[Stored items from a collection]
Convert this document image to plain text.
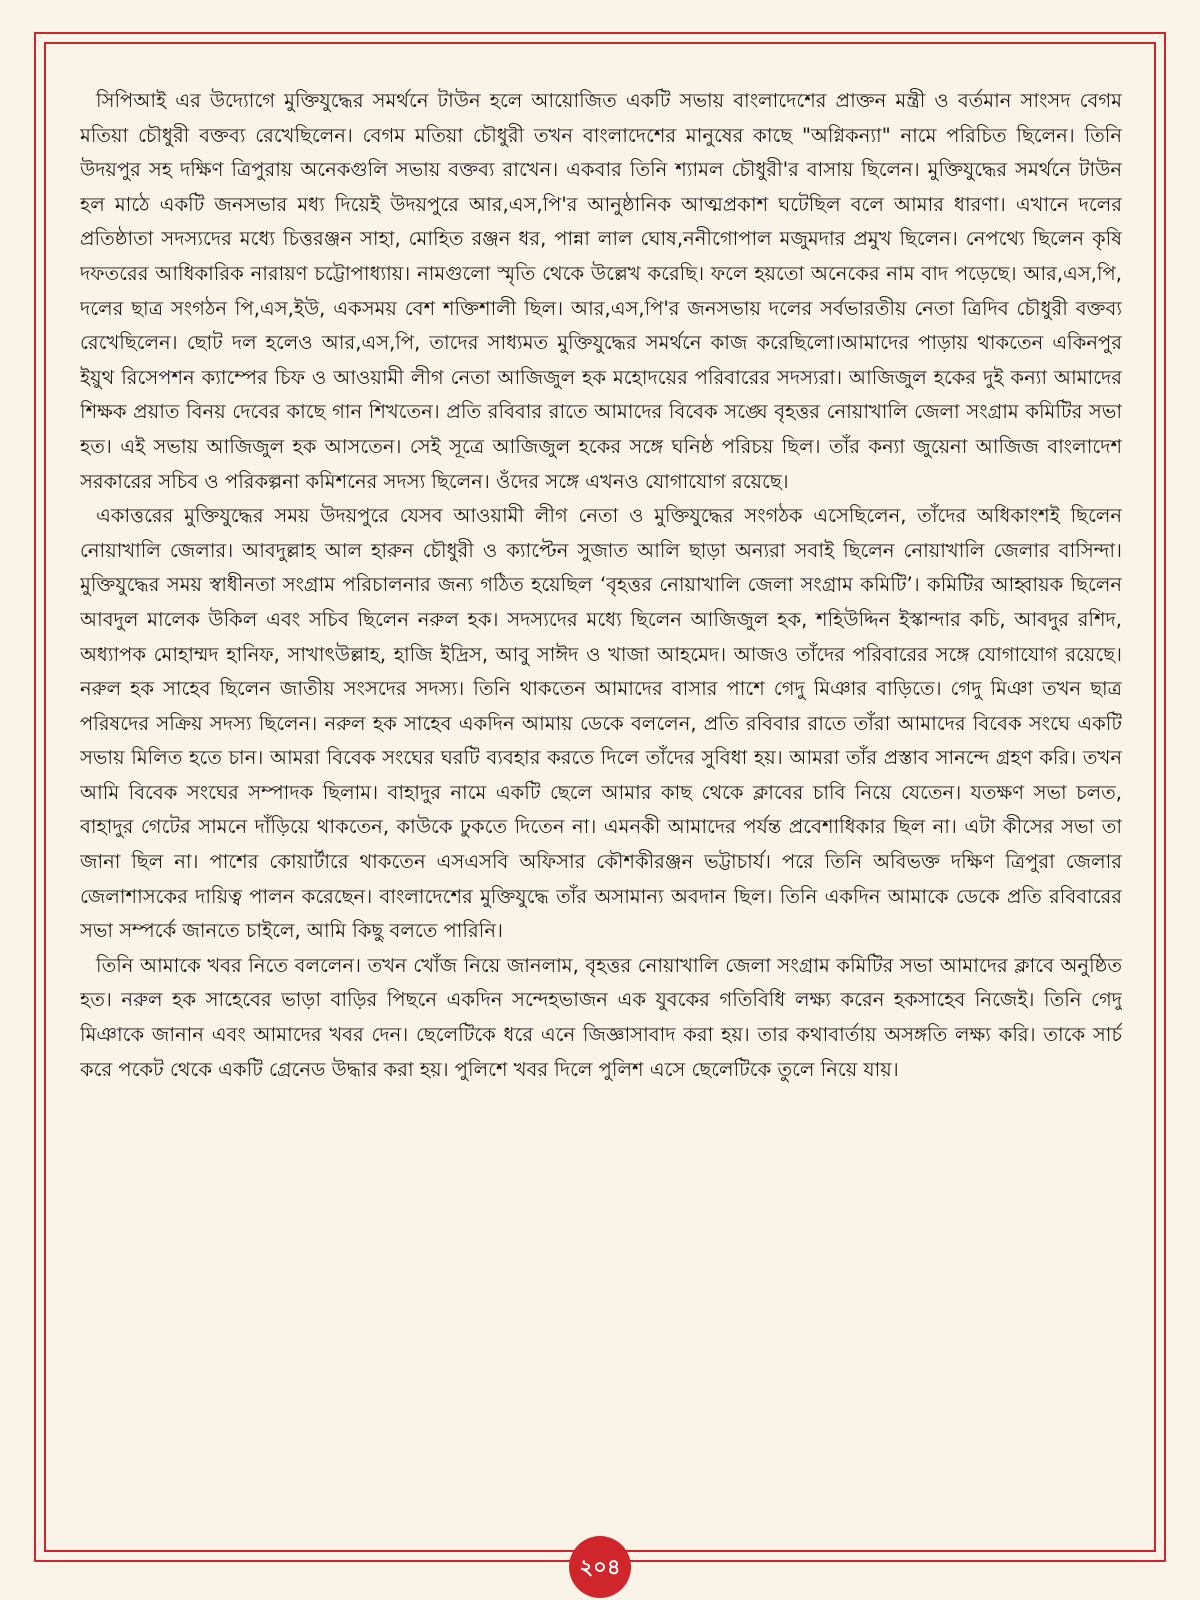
সিপিআই এর উদ্যোগে মুক্তিযুদ্ধের সমর্থনে টাউন হলে আয়োজিত একটি সভায় বাংলাদেশের প্রাক্তন মন্ত্রী ও বর্তমান সাংসদ বেগম মতিয়া চৌধুরী বক্তব্য রেখেছিলেন। বেগম মতিয়া চৌধুরী তখন বাংলাদেশের মানুষের কাছে "অগ্নিকন্যা" নামে পরিচিত ছিলেন। তিনি উদয়পুর সহ দক্ষিণ ত্রিপুরায় অনেকগুলি সভায় বক্তব্য রাখেন। একবার তিনি শ্যামল চৌধুরী'র বাসায় ছিলেন। মুক্তিযুদ্ধের সমর্থনে টাউন হল মাঠে একটি জনসভার মধ্য দিয়েই উদয়পুরে আর,এস,পি'র আনুষ্ঠানিক আত্মপ্রকাশ ঘটেছিল বলে আমার ধারণা। এখানে দলের প্রতিষ্ঠাতা সদস্যদের মধ্যে চিত্তরঞ্জন সাহা, মোহিত রঞ্জন ধর, পান্না লাল ঘোষ,ননীগোপাল মজুমদার প্রমুখ ছিলেন। নেপথ্যে ছিলেন কৃষি দফতরের আধিকারিক নারায়ণ চট্টোপাধ্যায়। নামগুলো স্মৃতি থেকে উল্লেখ করেছি। ফলে হয়তো অনেকের নাম বাদ পড়েছে। আর,এস,পি, দলের ছাত্র সংগঠন পি,এস,ইউ, একসময় বেশ শক্তিশালী ছিল। আর,এস,পি'র জনসভায় দলের সর্বভারতীয় নেতা ত্রিদিব চৌধুরী বক্তব্য রেখেছিলেন। ছোট দল হলেও আর,এস,পি, তাদের সাধ্যমত মুক্তিযুদ্ধের সমর্থনে কাজ করেছিলো।আমাদের পাড়ায় থাকতেন একিনপুর ইয়ুথ রিসেপশন ক্যাম্পের চিফ ও আওয়ামী লীগ নেতা আজিজুল হক মহোদয়ের পরিবারের সদস্যরা। আজিজুল হকের দুই কন্যা আমাদের শিক্ষক প্রয়াত বিনয় দেবের কাছে গান শিখতেন। প্রতি রবিবার রাতে আমাদের বিবেক সঙ্ঘে বৃহত্তর নোয়াখালি জেলা সংগ্রাম কমিটির সভা হত। এই সভায় আজিজুল হক আসতেন। সেই সূত্রে আজিজুল হকের সঙ্গে ঘনিষ্ঠ পরিচয় ছিল। তাঁর কন্যা জুয়েনা আজিজ বাংলাদেশ সরকারের সচিব ও পরিকল্পনা কমিশনের সদস্য ছিলেন। ওঁদের সঙ্গে এখনও যোগাযোগ রয়েছে।

একাত্তরের মুক্তিযুদ্ধের সময় উদয়পুরে যেসব আওয়ামী লীগ নেতা ও মুক্তিযুদ্ধের সংগঠক এসেছিলেন, তাঁদের অধিকাংশই ছিলেন নোয়াখালি জেলার। আবদুল্লাহ আল হারুন চৌধুরী ও ক্যাপ্টেন সুজাত আলি ছাড়া অন্যরা সবাই ছিলেন নোয়াখালি জেলার বাসিন্দা। মুক্তিযুদ্ধের সময় স্বাধীনতা সংগ্রাম পরিচালনার জন্য গঠিত হয়েছিল ‘বৃহত্তর নোয়াখালি জেলা সংগ্রাম কমিটি’। কমিটির আহ্বায়ক ছিলেন আবদুল মালেক উকিল এবং সচিব ছিলেন নরুল হক। সদস্যদের মধ্যে ছিলেন আজিজুল হক, শহিউদ্দিন ইস্কান্দার কচি, আবদুর রশিদ, অধ্যাপক মোহাম্মদ হানিফ, সাখাৎউল্লাহ, হাজি ইদ্রিস, আবু সাঈদ ও খাজা আহমেদ। আজও তাঁদের পরিবারের সঙ্গে যোগাযোগ রয়েছে। নরুল হক সাহেব ছিলেন জাতীয় সংসদের সদস্য। তিনি থাকতেন আমাদের বাসার পাশে গেদু মিঞার বাড়িতে। গেদু মিঞা তখন ছাত্র পরিষদের সক্রিয় সদস্য ছিলেন। নরুল হক সাহেব একদিন আমায় ডেকে বললেন, প্রতি রবিবার রাতে তাঁরা আমাদের বিবেক সংঘে একটি সভায় মিলিত হতে চান। আমরা বিবেক সংঘের ঘরটি ব্যবহার করতে দিলে তাঁদের সুবিধা হয়। আমরা তাঁর প্রস্তাব সানন্দে গ্রহণ করি। তখন আমি বিবেক সংঘের সম্পাদক ছিলাম। বাহাদুর নামে একটি ছেলে আমার কাছ থেকে ক্লাবের চাবি নিয়ে যেতেন। যতক্ষণ সভা চলত, বাহাদুর গেটের সামনে দাঁড়িয়ে থাকতেন, কাউকে ঢুকতে দিতেন না। এমনকী আমাদের পর্যন্ত প্রবেশাধিকার ছিল না। এটা কীসের সভা তা জানা ছিল না। পাশের কোয়ার্টারে থাকতেন এসএসবি অফিসার কৌশকীরঞ্জন ভট্টাচার্য। পরে তিনি অবিভক্ত দক্ষিণ ত্রিপুরা জেলার জেলাশাসকের দায়িত্ব পালন করেছেন। বাংলাদেশের মুক্তিযুদ্ধে তাঁর অসামান্য অবদান ছিল। তিনি একদিন আমাকে ডেকে প্রতি রবিবারের সভা সম্পর্কে জানতে চাইলে, আমি কিছু বলতে পারিনি।

তিনি আমাকে খবর নিতে বললেন। তখন খোঁজ নিয়ে জানলাম, বৃহত্তর নোয়াখালি জেলা সংগ্রাম কমিটির সভা আমাদের ক্লাবে অনুষ্ঠিত হত। নরুল হক সাহেবের ভাড়া বাড়ির পিছনে একদিন সন্দেহভাজন এক যুবকের গতিবিধি লক্ষ্য করেন হকসাহেব নিজেই। তিনি গেদু মিঞাকে জানান এবং আমাদের খবর দেন। ছেলেটিকে ধরে এনে জিজ্ঞাসাবাদ করা হয়। তার কথাবার্তায় অসঙ্গতি লক্ষ্য করি। তাকে সার্চ করে পকেট থেকে একটি গ্রেনেড উদ্ধার করা হয়। পুলিশে খবর দিলে পুলিশ এসে ছেলেটিকে তুলে নিয়ে যায়।

২০৪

◆ What the task asks
Without the pictures, write out the whole listing above exactly as it appears.

◆ Completed exercise
Convert this document image to plain text.
সিপিআই এর উদ্যোগে মুক্তিযুদ্ধের সমর্থনে টাউন হলে আয়োজিত একটি সভায় বাংলাদেশের প্রাক্তন মন্ত্রী ও বর্তমান সাংসদ বেগম মতিয়া চৌধুরী বক্তব্য রেখেছিলেন। বেগম মতিয়া চৌধুরী তখন বাংলাদেশের মানুষের কাছে "অগ্নিকন্যা" নামে পরিচিত ছিলেন। তিনি উদয়পুর সহ দক্ষিণ ত্রিপুরায় অনেকগুলি সভায় বক্তব্য রাখেন। একবার তিনি শ্যামল চৌধুরী'র বাসায় ছিলেন। মুক্তিযুদ্ধের সমর্থনে টাউন হল মাঠে একটি জনসভার মধ্য দিয়েই উদয়পুরে আর,এস,পি'র আনুষ্ঠানিক আত্মপ্রকাশ ঘটেছিল বলে আমার ধারণা। এখানে দলের প্রতিষ্ঠাতা সদস্যদের মধ্যে চিত্তরঞ্জন সাহা, মোহিত রঞ্জন ধর, পান্না লাল ঘোষ,ননীগোপাল মজুমদার প্রমুখ ছিলেন। নেপথ্যে ছিলেন কৃষি দফতরের আধিকারিক নারায়ণ চট্টোপাধ্যায়। নামগুলো স্মৃতি থেকে উল্লেখ করেছি। ফলে হয়তো অনেকের নাম বাদ পড়েছে। আর,এস,পি, দলের ছাত্র সংগঠন পি,এস,ইউ, একসময় বেশ শক্তিশালী ছিল। আর,এস,পি'র জনসভায় দলের সর্বভারতীয় নেতা ত্রিদিব চৌধুরী বক্তব্য রেখেছিলেন। ছোট দল হলেও আর,এস,পি, তাদের সাধ্যমত মুক্তিযুদ্ধের সমর্থনে কাজ করেছিলো।আমাদের পাড়ায় থাকতেন একিনপুর ইয়ুথ রিসেপশন ক্যাম্পের চিফ ও আওয়ামী লীগ নেতা আজিজুল হক মহোদয়ের পরিবারের সদস্যরা। আজিজুল হকের দুই কন্যা আমাদের শিক্ষক প্রয়াত বিনয় দেবের কাছে গান শিখতেন। প্রতি রবিবার রাতে আমাদের বিবেক সঙ্ঘে বৃহত্তর নোয়াখালি জেলা সংগ্রাম কমিটির সভা হত। এই সভায় আজিজুল হক আসতেন। সেই সূত্রে আজিজুল হকের সঙ্গে ঘনিষ্ঠ পরিচয় ছিল। তাঁর কন্যা জুয়েনা আজিজ বাংলাদেশ সরকারের সচিব ও পরিকল্পনা কমিশনের সদস্য ছিলেন। ওঁদের সঙ্গে এখনও যোগাযোগ রয়েছে।

একাত্তরের মুক্তিযুদ্ধের সময় উদয়পুরে যেসব আওয়ামী লীগ নেতা ও মুক্তিযুদ্ধের সংগঠক এসেছিলেন, তাঁদের অধিকাংশই ছিলেন নোয়াখালি জেলার। আবদুল্লাহ আল হারুন চৌধুরী ও ক্যাপ্টেন সুজাত আলি ছাড়া অন্যরা সবাই ছিলেন নোয়াখালি জেলার বাসিন্দা। মুক্তিযুদ্ধের সময় স্বাধীনতা সংগ্রাম পরিচালনার জন্য গঠিত হয়েছিল ‘বৃহত্তর নোয়াখালি জেলা সংগ্রাম কমিটি’। কমিটির আহ্বায়ক ছিলেন আবদুল মালেক উকিল এবং সচিব ছিলেন নরুল হক। সদস্যদের মধ্যে ছিলেন আজিজুল হক, শহিউদ্দিন ইস্কান্দার কচি, আবদুর রশিদ, অধ্যাপক মোহাম্মদ হানিফ, সাখাৎউল্লাহ, হাজি ইদ্রিস, আবু সাঈদ ও খাজা আহমেদ। আজও তাঁদের পরিবারের সঙ্গে যোগাযোগ রয়েছে। নরুল হক সাহেব ছিলেন জাতীয় সংসদের সদস্য। তিনি থাকতেন আমাদের বাসার পাশে গেদু মিঞার বাড়িতে। গেদু মিঞা তখন ছাত্র পরিষদের সক্রিয় সদস্য ছিলেন। নরুল হক সাহেব একদিন আমায় ডেকে বললেন, প্রতি রবিবার রাতে তাঁরা আমাদের বিবেক সংঘে একটি সভায় মিলিত হতে চান। আমরা বিবেক সংঘের ঘরটি ব্যবহার করতে দিলে তাঁদের সুবিধা হয়। আমরা তাঁর প্রস্তাব সানন্দে গ্রহণ করি। তখন আমি বিবেক সংঘের সম্পাদক ছিলাম। বাহাদুর নামে একটি ছেলে আমার কাছ থেকে ক্লাবের চাবি নিয়ে যেতেন। যতক্ষণ সভা চলত, বাহাদুর গেটের সামনে দাঁড়িয়ে থাকতেন, কাউকে ঢুকতে দিতেন না। এমনকী আমাদের পর্যন্ত প্রবেশাধিকার ছিল না। এটা কীসের সভা তা জানা ছিল না। পাশের কোয়ার্টারে থাকতেন এসএসবি অফিসার কৌশকীরঞ্জন ভট্টাচার্য। পরে তিনি অবিভক্ত দক্ষিণ ত্রিপুরা জেলার জেলাশাসকের দায়িত্ব পালন করেছেন। বাংলাদেশের মুক্তিযুদ্ধে তাঁর অসামান্য অবদান ছিল। তিনি একদিন আমাকে ডেকে প্রতি রবিবারের সভা সম্পর্কে জানতে চাইলে, আমি কিছু বলতে পারিনি।

তিনি আমাকে খবর নিতে বললেন। তখন খোঁজ নিয়ে জানলাম, বৃহত্তর নোয়াখালি জেলা সংগ্রাম কমিটির সভা আমাদের ক্লাবে অনুষ্ঠিত হত। নরুল হক সাহেবের ভাড়া বাড়ির পিছনে একদিন সন্দেহভাজন এক যুবকের গতিবিধি লক্ষ্য করেন হকসাহেব নিজেই। তিনি গেদু মিঞাকে জানান এবং আমাদের খবর দেন। ছেলেটিকে ধরে এনে জিজ্ঞাসাবাদ করা হয়। তার কথাবার্তায় অসঙ্গতি লক্ষ্য করি। তাকে সার্চ করে পকেট থেকে একটি গ্রেনেড উদ্ধার করা হয়। পুলিশে খবর দিলে পুলিশ এসে ছেলেটিকে তুলে নিয়ে যায়।

২০৪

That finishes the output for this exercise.